Dataset excerpts:
####################

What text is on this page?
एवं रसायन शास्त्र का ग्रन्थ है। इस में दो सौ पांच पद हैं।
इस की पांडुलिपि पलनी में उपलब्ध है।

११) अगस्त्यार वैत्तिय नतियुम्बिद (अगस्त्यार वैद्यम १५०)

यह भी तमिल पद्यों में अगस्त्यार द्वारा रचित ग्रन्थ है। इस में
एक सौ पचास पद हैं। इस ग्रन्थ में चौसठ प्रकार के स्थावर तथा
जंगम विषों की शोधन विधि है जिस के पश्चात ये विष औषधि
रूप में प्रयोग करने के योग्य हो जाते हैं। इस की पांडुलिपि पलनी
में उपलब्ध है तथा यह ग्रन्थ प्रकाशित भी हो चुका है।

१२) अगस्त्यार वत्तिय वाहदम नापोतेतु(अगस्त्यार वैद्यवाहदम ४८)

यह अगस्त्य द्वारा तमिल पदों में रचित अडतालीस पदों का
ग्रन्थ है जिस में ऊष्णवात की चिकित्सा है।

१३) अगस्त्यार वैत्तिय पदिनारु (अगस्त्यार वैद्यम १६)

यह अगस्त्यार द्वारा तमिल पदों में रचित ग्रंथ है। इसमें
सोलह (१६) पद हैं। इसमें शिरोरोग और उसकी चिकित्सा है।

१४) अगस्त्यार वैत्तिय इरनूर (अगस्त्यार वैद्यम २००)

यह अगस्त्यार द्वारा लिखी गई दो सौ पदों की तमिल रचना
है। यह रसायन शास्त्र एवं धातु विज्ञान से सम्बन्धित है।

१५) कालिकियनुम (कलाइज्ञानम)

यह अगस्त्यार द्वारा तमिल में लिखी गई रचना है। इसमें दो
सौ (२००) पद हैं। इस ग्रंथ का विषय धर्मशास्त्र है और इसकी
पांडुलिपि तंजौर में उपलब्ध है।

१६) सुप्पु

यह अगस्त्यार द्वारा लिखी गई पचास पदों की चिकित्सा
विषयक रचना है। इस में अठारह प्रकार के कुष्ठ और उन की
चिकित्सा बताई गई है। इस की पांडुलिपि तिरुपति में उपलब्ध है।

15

####################

Task to carry out: Write out every record shown above, word for word.

Finished task:
What text is on this page?
एवं रसायन शास्त्र का ग्रन्थ है। इस में दो सौ पांच पद हैं।
इस की पांडुलिपि पलनी में उपलब्ध है।

११) अगस्त्यार वैत्तिय नतियुम्बिद (अगस्त्यार वैद्यम १५०)

यह भी तमिल पद्यों में अगस्त्यार द्वारा रचित ग्रन्थ है। इस में
एक सौ पचास पद हैं। इस ग्रन्थ में चौसठ प्रकार के स्थावर तथा
जंगम विषों की शोधन विधि है जिस के पश्चात ये विष औषधि
रूप में प्रयोग करने के योग्य हो जाते हैं। इस की पांडुलिपि पलनी
में उपलब्ध है तथा यह ग्रन्थ प्रकाशित भी हो चुका है।

१२) अगस्त्यार वत्तिय वाहदम नापोतेतु(अगस्त्यार वैद्यवाहदम ४८)

यह अगस्त्य द्वारा तमिल पदों में रचित अडतालीस पदों का
ग्रन्थ है जिस में ऊष्णवात की चिकित्सा है।

१३) अगस्त्यार वैत्तिय पदिनारु (अगस्त्यार वैद्यम १६)

यह अगस्त्यार द्वारा तमिल पदों में रचित ग्रंथ है। इसमें
सोलह (१६) पद हैं। इसमें शिरोरोग और उसकी चिकित्सा है।

१४) अगस्त्यार वैत्तिय इरनूर (अगस्त्यार वैद्यम २००)

यह अगस्त्यार द्वारा लिखी गई दो सौ पदों की तमिल रचना
है। यह रसायन शास्त्र एवं धातु विज्ञान से सम्बन्धित है।

१५) कालिकियनुम (कलाइज्ञानम)

यह अगस्त्यार द्वारा तमिल में लिखी गई रचना है। इसमें दो
सौ (२००) पद हैं। इस ग्रंथ का विषय धर्मशास्त्र है और इसकी
पांडुलिपि तंजौर में उपलब्ध है।

१६) सुप्पु

यह अगस्त्यार द्वारा लिखी गई पचास पदों की चिकित्सा
विषयक रचना है। इस में अठारह प्रकार के कुष्ठ और उन की
चिकित्सा बताई गई है। इस की पांडुलिपि तिरुपति में उपलब्ध है।

15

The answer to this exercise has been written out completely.